» Work to do
Of all the lines in the material below, how many include the string "title"? Give the number only.

» Material for the task
- - - - -

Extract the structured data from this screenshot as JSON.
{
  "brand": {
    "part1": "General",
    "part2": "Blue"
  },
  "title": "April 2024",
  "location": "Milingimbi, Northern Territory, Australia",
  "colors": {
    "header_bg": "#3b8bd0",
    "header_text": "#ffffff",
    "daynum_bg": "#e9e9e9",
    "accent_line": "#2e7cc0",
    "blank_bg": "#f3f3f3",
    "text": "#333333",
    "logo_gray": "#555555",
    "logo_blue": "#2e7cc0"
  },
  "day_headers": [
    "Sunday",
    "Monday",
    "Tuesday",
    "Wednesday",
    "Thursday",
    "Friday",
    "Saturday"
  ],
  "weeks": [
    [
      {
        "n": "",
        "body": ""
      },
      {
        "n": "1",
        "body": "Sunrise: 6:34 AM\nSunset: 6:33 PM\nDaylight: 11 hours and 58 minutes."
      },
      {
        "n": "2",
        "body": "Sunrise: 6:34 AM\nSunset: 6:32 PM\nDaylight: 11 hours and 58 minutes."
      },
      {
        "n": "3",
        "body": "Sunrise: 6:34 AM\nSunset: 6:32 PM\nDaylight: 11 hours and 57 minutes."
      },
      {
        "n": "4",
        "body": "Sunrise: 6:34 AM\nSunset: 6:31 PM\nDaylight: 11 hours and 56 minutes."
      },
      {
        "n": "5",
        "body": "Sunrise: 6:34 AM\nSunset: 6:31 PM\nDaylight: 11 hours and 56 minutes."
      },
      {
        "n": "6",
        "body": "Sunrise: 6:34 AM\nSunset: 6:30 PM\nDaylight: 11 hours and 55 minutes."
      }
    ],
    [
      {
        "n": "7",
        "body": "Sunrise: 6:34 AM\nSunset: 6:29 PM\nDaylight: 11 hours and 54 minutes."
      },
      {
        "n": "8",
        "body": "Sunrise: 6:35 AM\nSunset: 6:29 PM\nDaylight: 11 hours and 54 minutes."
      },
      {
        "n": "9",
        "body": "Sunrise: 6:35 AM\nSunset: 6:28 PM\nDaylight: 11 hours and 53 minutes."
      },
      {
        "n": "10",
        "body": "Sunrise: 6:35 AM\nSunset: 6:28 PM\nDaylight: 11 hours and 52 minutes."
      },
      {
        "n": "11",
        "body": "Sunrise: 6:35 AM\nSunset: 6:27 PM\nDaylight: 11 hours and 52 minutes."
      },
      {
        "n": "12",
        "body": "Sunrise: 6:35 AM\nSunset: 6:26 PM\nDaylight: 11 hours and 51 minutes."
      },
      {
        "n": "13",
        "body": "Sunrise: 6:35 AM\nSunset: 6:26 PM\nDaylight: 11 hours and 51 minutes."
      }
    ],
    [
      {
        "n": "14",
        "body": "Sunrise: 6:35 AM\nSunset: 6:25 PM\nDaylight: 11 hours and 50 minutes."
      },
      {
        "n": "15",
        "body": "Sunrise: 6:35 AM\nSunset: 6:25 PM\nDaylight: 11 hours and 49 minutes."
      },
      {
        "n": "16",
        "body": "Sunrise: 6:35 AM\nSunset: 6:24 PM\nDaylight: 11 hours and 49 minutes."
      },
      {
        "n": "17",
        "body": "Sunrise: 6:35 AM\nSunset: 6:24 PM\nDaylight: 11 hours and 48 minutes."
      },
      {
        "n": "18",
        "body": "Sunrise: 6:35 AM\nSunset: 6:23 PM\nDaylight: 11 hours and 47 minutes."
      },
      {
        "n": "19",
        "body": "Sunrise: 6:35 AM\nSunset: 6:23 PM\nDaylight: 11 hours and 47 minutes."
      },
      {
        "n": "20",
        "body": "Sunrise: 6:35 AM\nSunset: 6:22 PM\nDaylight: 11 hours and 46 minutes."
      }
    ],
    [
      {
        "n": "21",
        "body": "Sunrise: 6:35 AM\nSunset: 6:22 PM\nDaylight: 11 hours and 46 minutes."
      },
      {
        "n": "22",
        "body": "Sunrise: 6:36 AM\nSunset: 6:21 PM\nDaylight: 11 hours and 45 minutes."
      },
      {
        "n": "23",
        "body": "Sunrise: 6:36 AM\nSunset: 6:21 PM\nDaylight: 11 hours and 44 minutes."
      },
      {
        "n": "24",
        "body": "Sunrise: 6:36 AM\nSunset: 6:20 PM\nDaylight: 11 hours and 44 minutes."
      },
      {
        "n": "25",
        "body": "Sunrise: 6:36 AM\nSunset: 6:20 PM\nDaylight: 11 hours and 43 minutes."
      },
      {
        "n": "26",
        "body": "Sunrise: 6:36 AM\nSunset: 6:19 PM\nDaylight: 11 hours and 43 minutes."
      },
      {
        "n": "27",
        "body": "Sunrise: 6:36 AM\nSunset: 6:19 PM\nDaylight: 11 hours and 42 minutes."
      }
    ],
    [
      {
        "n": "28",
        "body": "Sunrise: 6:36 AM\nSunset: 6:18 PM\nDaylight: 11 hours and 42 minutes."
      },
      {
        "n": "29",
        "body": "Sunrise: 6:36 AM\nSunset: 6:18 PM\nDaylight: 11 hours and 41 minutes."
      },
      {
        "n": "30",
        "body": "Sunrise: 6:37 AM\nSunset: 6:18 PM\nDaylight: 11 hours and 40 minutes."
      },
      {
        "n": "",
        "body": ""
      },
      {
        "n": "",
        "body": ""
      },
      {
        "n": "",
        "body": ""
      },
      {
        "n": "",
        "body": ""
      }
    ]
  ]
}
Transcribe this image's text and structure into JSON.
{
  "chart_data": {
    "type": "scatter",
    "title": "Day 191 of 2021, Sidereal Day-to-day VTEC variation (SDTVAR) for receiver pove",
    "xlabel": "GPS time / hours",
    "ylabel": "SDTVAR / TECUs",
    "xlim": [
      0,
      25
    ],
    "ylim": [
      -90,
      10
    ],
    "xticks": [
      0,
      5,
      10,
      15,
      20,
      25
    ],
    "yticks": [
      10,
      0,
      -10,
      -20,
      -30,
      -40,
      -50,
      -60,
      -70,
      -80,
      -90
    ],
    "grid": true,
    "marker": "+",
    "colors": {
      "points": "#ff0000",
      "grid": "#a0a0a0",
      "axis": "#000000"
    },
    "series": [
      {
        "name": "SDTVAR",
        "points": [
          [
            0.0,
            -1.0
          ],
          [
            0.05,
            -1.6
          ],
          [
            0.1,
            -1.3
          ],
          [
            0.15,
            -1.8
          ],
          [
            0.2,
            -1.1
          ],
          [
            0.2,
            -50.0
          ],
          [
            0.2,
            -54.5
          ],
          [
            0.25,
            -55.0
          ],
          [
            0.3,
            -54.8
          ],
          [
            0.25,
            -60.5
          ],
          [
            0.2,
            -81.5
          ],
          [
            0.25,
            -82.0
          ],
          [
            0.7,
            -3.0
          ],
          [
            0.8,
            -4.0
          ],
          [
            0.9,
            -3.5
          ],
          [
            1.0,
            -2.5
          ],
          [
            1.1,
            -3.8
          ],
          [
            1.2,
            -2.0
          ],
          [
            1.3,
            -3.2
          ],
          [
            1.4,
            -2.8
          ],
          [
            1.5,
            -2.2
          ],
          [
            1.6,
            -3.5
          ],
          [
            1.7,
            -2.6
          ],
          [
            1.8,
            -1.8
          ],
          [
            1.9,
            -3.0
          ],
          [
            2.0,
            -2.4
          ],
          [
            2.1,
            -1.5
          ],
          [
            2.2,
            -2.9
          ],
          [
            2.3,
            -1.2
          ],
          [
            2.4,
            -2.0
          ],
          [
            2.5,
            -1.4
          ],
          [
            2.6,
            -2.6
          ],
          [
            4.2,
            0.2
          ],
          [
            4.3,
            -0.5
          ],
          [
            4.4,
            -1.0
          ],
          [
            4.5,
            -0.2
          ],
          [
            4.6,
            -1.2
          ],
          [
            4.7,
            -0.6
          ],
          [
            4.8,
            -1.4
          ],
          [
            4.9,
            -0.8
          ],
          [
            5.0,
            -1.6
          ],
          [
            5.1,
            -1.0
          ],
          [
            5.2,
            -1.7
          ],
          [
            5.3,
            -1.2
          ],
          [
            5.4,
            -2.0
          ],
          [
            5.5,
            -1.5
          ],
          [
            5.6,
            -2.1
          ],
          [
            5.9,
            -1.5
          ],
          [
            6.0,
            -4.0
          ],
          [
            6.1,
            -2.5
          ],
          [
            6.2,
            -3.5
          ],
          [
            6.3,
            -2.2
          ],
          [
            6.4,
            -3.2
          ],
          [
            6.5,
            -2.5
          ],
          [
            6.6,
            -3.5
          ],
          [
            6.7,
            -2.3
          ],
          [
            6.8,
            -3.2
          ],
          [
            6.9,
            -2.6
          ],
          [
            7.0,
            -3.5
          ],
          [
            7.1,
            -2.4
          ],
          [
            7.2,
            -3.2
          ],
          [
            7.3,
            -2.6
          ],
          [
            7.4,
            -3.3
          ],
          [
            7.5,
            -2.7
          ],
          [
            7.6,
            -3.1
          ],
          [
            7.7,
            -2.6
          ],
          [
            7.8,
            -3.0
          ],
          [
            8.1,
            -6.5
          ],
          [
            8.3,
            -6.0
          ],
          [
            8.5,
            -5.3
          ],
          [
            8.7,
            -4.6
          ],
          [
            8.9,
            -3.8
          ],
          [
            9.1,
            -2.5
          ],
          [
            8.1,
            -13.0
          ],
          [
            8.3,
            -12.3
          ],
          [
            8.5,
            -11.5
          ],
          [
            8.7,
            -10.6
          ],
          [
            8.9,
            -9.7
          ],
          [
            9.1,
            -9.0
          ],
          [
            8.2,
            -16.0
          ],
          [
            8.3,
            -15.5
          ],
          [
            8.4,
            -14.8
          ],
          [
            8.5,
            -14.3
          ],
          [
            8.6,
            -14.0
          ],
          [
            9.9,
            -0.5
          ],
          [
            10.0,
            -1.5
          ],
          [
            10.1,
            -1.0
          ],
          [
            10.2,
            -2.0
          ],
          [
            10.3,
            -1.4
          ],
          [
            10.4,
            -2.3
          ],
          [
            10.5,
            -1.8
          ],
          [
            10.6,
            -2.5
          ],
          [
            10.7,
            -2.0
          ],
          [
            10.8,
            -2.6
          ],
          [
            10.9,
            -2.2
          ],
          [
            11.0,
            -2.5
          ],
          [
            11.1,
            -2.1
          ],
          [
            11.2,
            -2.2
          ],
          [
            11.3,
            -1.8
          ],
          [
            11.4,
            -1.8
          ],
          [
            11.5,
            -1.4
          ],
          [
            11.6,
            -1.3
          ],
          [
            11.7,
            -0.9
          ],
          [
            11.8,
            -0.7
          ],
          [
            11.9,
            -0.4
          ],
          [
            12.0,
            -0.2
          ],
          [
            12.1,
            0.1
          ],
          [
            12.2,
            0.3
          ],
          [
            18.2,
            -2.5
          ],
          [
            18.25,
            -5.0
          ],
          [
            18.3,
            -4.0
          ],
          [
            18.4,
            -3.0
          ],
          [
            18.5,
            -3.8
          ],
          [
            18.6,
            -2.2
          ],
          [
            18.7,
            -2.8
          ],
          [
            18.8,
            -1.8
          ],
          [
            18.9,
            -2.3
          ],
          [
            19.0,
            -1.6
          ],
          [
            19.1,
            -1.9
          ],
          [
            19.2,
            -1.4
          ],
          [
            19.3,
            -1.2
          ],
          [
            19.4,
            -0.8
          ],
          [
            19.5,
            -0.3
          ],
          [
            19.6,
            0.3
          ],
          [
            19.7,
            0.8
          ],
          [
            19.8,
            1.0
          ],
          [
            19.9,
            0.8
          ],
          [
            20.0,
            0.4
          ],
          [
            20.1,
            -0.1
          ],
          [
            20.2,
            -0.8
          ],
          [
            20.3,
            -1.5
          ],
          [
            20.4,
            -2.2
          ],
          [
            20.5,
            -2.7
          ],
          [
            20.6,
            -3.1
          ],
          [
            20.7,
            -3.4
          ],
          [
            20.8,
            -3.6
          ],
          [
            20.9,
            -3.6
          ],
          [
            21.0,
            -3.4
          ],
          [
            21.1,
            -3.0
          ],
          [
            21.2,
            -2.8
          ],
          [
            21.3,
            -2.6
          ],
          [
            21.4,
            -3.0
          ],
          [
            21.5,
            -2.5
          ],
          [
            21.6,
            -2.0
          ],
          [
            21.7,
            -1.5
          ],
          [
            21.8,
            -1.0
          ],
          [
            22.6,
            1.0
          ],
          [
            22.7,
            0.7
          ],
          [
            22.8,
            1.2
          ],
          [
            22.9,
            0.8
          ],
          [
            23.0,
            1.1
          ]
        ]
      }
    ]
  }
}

- - - - -

» Exercise answer
2